» Task prompt
Rewrite these lines with "bounding boxes" swapped for "bounding rectangles" and everything else left as it is. Leave the pictures out of your answer.

» Excerpted records
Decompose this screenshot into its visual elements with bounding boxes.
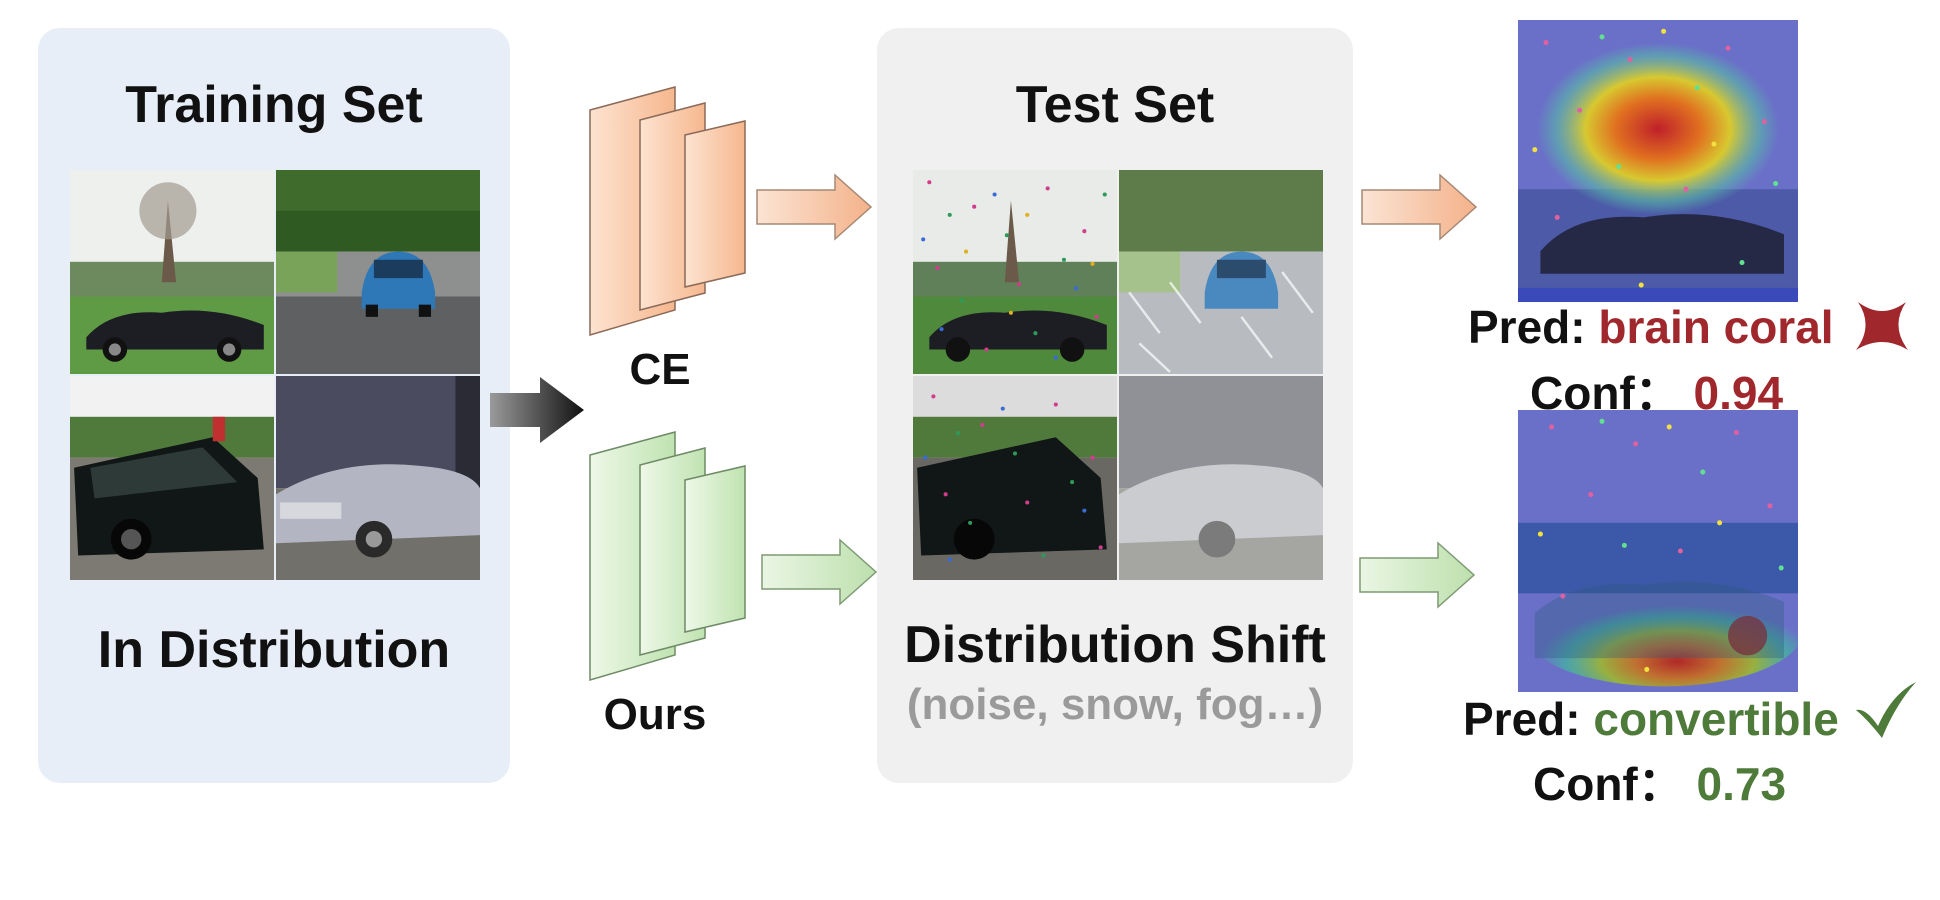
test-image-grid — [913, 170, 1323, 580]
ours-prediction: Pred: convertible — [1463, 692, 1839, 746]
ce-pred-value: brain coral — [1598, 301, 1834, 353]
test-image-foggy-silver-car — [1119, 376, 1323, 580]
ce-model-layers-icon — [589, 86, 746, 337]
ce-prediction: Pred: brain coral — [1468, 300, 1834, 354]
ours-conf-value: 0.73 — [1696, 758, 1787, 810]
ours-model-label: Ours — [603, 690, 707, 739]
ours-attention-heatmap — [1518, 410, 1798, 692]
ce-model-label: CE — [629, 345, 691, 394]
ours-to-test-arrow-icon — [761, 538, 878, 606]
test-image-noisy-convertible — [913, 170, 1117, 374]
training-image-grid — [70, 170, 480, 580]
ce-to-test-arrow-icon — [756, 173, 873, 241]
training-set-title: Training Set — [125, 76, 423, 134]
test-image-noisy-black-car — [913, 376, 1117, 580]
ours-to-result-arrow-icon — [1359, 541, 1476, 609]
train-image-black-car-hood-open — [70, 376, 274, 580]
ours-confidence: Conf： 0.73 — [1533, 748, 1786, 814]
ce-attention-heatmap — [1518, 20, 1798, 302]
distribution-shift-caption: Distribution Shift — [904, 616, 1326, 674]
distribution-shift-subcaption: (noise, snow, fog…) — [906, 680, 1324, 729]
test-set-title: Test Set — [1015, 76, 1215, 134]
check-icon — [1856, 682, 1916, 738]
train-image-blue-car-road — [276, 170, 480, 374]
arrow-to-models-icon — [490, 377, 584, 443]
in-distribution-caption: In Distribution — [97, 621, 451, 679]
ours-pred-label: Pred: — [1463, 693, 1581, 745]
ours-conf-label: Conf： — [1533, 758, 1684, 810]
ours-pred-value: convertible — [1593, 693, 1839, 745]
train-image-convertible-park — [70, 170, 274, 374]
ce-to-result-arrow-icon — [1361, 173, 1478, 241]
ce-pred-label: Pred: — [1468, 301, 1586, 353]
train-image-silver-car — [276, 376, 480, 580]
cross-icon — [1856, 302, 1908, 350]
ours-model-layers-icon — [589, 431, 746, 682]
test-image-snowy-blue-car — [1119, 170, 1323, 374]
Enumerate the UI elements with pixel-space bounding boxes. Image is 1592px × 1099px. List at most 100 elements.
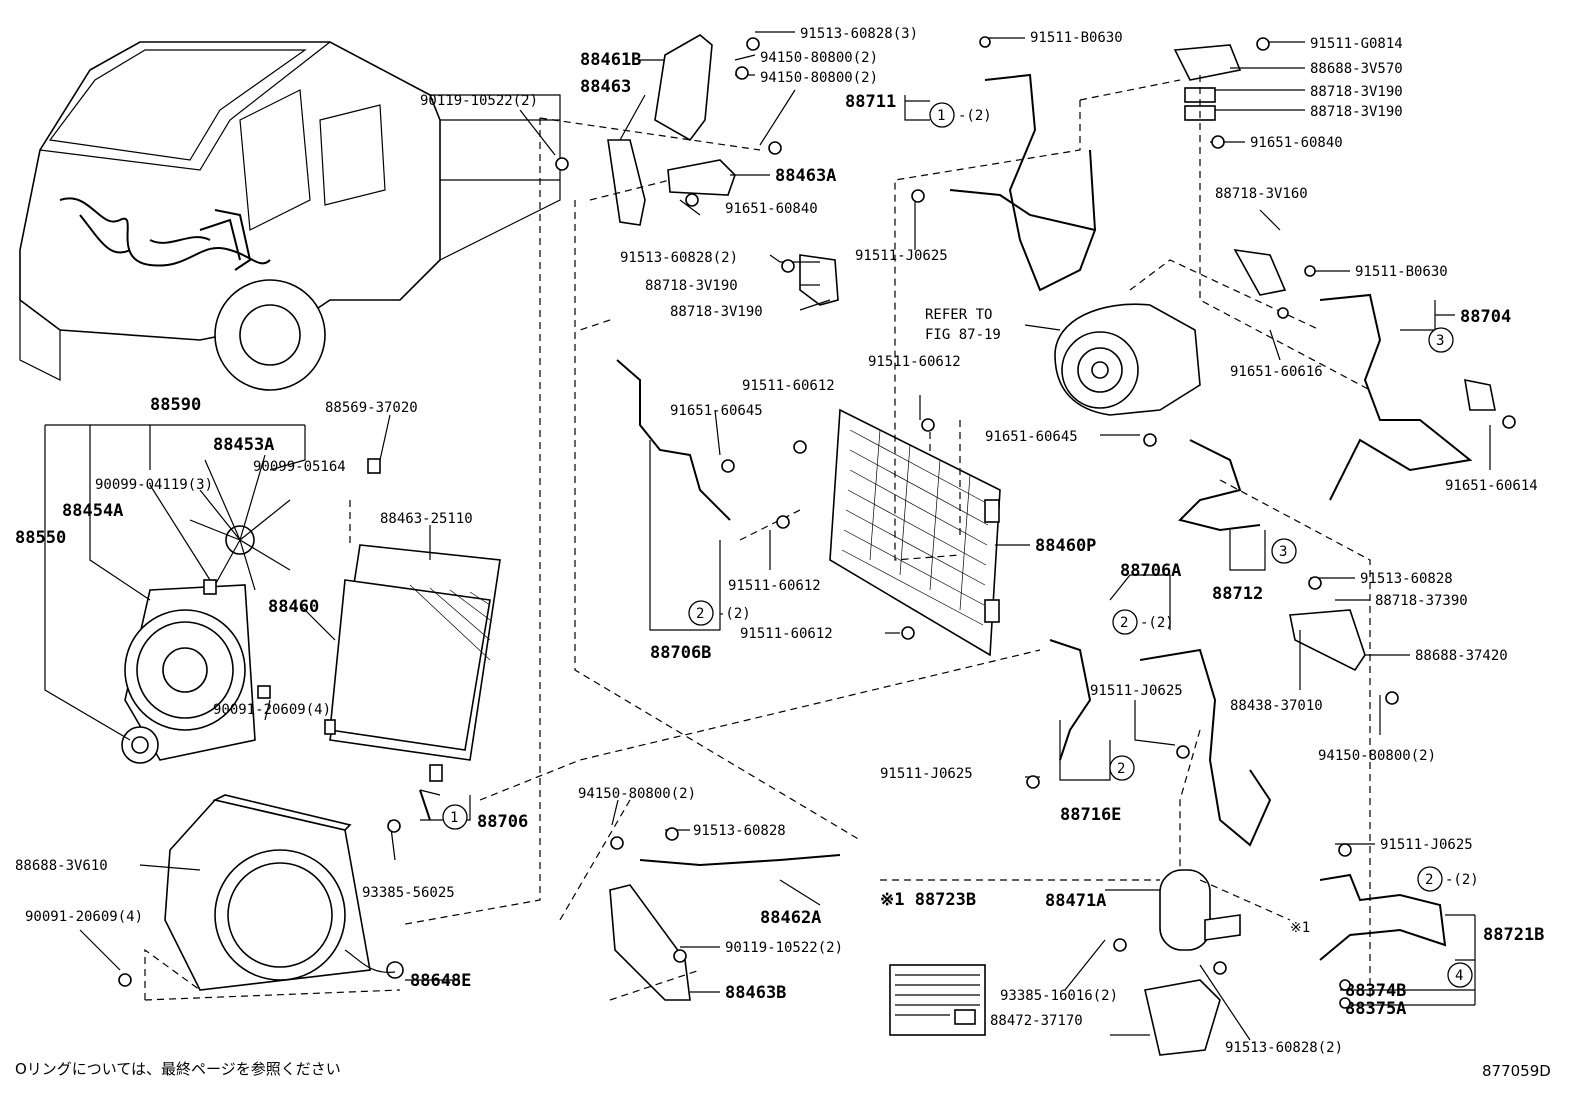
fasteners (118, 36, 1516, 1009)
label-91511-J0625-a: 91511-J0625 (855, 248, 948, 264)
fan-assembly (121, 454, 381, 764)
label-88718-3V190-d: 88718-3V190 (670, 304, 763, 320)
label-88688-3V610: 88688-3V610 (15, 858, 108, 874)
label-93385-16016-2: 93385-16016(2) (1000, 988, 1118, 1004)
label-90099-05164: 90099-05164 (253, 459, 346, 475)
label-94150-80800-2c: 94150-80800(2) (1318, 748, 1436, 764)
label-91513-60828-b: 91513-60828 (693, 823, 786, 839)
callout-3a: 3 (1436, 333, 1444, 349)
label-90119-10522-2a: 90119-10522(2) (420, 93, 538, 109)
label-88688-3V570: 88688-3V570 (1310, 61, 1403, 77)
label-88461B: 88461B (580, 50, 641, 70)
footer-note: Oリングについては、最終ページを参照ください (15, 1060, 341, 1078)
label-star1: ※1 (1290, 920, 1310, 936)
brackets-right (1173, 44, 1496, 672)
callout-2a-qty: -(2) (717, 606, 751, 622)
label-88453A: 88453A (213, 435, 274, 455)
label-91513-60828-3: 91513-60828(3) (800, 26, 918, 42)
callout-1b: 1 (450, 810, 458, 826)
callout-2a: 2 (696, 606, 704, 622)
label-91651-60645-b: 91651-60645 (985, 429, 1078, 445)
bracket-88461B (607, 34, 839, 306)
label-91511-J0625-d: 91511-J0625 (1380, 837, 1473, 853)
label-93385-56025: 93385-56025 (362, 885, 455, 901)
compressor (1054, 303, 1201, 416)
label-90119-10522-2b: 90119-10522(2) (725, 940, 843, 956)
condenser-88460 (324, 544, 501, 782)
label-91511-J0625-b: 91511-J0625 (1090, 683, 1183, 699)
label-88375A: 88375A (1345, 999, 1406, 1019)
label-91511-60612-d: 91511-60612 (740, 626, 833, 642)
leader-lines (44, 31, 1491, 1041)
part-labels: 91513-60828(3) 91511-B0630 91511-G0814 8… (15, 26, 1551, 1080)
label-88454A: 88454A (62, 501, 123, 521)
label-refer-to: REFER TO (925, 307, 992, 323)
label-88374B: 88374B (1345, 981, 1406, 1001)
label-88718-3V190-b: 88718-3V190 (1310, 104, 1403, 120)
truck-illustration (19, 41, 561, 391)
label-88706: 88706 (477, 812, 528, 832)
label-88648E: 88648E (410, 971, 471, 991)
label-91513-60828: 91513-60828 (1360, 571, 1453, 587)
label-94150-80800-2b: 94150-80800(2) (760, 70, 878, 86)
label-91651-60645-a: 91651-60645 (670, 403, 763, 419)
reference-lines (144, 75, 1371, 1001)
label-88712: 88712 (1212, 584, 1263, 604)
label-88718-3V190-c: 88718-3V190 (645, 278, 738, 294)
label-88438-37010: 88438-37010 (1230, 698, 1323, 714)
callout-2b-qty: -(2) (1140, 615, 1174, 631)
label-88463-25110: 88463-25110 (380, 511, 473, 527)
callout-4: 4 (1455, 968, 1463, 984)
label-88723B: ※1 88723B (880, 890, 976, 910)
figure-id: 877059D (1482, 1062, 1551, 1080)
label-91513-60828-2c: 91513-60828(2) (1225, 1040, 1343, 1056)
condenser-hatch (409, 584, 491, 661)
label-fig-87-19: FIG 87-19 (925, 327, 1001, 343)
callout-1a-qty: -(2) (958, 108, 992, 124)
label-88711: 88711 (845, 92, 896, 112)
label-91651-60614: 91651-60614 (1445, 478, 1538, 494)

» Expected output
Decompose this screenshot into its visual elements with bounding rectangles.
test-image-grid — [913, 170, 1323, 580]
ours-prediction: Pred: convertible — [1463, 692, 1839, 746]
ce-pred-value: brain coral — [1598, 301, 1834, 353]
test-image-foggy-silver-car — [1119, 376, 1323, 580]
ce-model-layers-icon — [589, 86, 746, 337]
ce-prediction: Pred: brain coral — [1468, 300, 1834, 354]
ours-conf-value: 0.73 — [1696, 758, 1787, 810]
ours-model-label: Ours — [603, 690, 707, 739]
ours-attention-heatmap — [1518, 410, 1798, 692]
ce-model-label: CE — [629, 345, 691, 394]
ours-to-test-arrow-icon — [761, 538, 878, 606]
test-image-noisy-convertible — [913, 170, 1117, 374]
training-image-grid — [70, 170, 480, 580]
ce-to-test-arrow-icon — [756, 173, 873, 241]
training-set-title: Training Set — [125, 76, 423, 134]
test-image-noisy-black-car — [913, 376, 1117, 580]
ours-to-result-arrow-icon — [1359, 541, 1476, 609]
train-image-black-car-hood-open — [70, 376, 274, 580]
ours-confidence: Conf： 0.73 — [1533, 748, 1786, 814]
ce-attention-heatmap — [1518, 20, 1798, 302]
distribution-shift-caption: Distribution Shift — [904, 616, 1326, 674]
distribution-shift-subcaption: (noise, snow, fog…) — [906, 680, 1324, 729]
test-set-title: Test Set — [1015, 76, 1215, 134]
check-icon — [1856, 682, 1916, 738]
train-image-blue-car-road — [276, 170, 480, 374]
arrow-to-models-icon — [490, 377, 584, 443]
in-distribution-caption: In Distribution — [97, 621, 451, 679]
ours-pred-label: Pred: — [1463, 693, 1581, 745]
ours-conf-label: Conf： — [1533, 758, 1684, 810]
ours-pred-value: convertible — [1593, 693, 1839, 745]
train-image-convertible-park — [70, 170, 274, 374]
ce-to-result-arrow-icon — [1361, 173, 1478, 241]
ce-pred-label: Pred: — [1468, 301, 1586, 353]
train-image-silver-car — [276, 376, 480, 580]
cross-icon — [1856, 302, 1908, 350]
ours-model-layers-icon — [589, 431, 746, 682]
test-image-snowy-blue-car — [1119, 170, 1323, 374]
Enumerate the UI elements with pixel-space bounding rectangles. Image is 1592px × 1099px. List at most 100 elements.
fasteners (118, 36, 1516, 1009)
label-91511-J0625-a: 91511-J0625 (855, 248, 948, 264)
fan-assembly (121, 454, 381, 764)
label-88718-3V190-d: 88718-3V190 (670, 304, 763, 320)
label-88688-3V610: 88688-3V610 (15, 858, 108, 874)
label-93385-16016-2: 93385-16016(2) (1000, 988, 1118, 1004)
label-90099-05164: 90099-05164 (253, 459, 346, 475)
label-94150-80800-2c: 94150-80800(2) (1318, 748, 1436, 764)
label-91513-60828-b: 91513-60828 (693, 823, 786, 839)
callout-3a: 3 (1436, 333, 1444, 349)
label-90119-10522-2a: 90119-10522(2) (420, 93, 538, 109)
label-88688-3V570: 88688-3V570 (1310, 61, 1403, 77)
label-88461B: 88461B (580, 50, 641, 70)
footer-note: Oリングについては、最終ページを参照ください (15, 1060, 341, 1078)
label-star1: ※1 (1290, 920, 1310, 936)
brackets-right (1173, 44, 1496, 672)
callout-2a-qty: -(2) (717, 606, 751, 622)
label-88453A: 88453A (213, 435, 274, 455)
label-91513-60828-3: 91513-60828(3) (800, 26, 918, 42)
callout-1b: 1 (450, 810, 458, 826)
callout-2a: 2 (696, 606, 704, 622)
label-91651-60645-b: 91651-60645 (985, 429, 1078, 445)
bracket-88461B (607, 34, 839, 306)
label-91511-J0625-d: 91511-J0625 (1380, 837, 1473, 853)
label-93385-56025: 93385-56025 (362, 885, 455, 901)
compressor (1054, 303, 1201, 416)
label-90119-10522-2b: 90119-10522(2) (725, 940, 843, 956)
condenser-88460 (324, 544, 501, 782)
label-91511-J0625-b: 91511-J0625 (1090, 683, 1183, 699)
label-88375A: 88375A (1345, 999, 1406, 1019)
label-91511-60612-d: 91511-60612 (740, 626, 833, 642)
leader-lines (44, 31, 1491, 1041)
part-labels: 91513-60828(3) 91511-B0630 91511-G0814 8… (15, 26, 1551, 1080)
label-88454A: 88454A (62, 501, 123, 521)
label-refer-to: REFER TO (925, 307, 992, 323)
label-88374B: 88374B (1345, 981, 1406, 1001)
label-88718-3V190-b: 88718-3V190 (1310, 104, 1403, 120)
truck-illustration (19, 41, 561, 391)
label-88706: 88706 (477, 812, 528, 832)
label-88648E: 88648E (410, 971, 471, 991)
label-91513-60828: 91513-60828 (1360, 571, 1453, 587)
label-94150-80800-2b: 94150-80800(2) (760, 70, 878, 86)
label-91651-60645-a: 91651-60645 (670, 403, 763, 419)
reference-lines (144, 75, 1371, 1001)
label-88712: 88712 (1212, 584, 1263, 604)
label-88718-3V190-c: 88718-3V190 (645, 278, 738, 294)
label-88438-37010: 88438-37010 (1230, 698, 1323, 714)
callout-2b-qty: -(2) (1140, 615, 1174, 631)
label-88463-25110: 88463-25110 (380, 511, 473, 527)
callout-4: 4 (1455, 968, 1463, 984)
label-88723B: ※1 88723B (880, 890, 976, 910)
figure-id: 877059D (1482, 1062, 1551, 1080)
label-91513-60828-2c: 91513-60828(2) (1225, 1040, 1343, 1056)
condenser-hatch (409, 584, 491, 661)
label-fig-87-19: FIG 87-19 (925, 327, 1001, 343)
callout-1a-qty: -(2) (958, 108, 992, 124)
label-88711: 88711 (845, 92, 896, 112)
label-91651-60614: 91651-60614 (1445, 478, 1538, 494)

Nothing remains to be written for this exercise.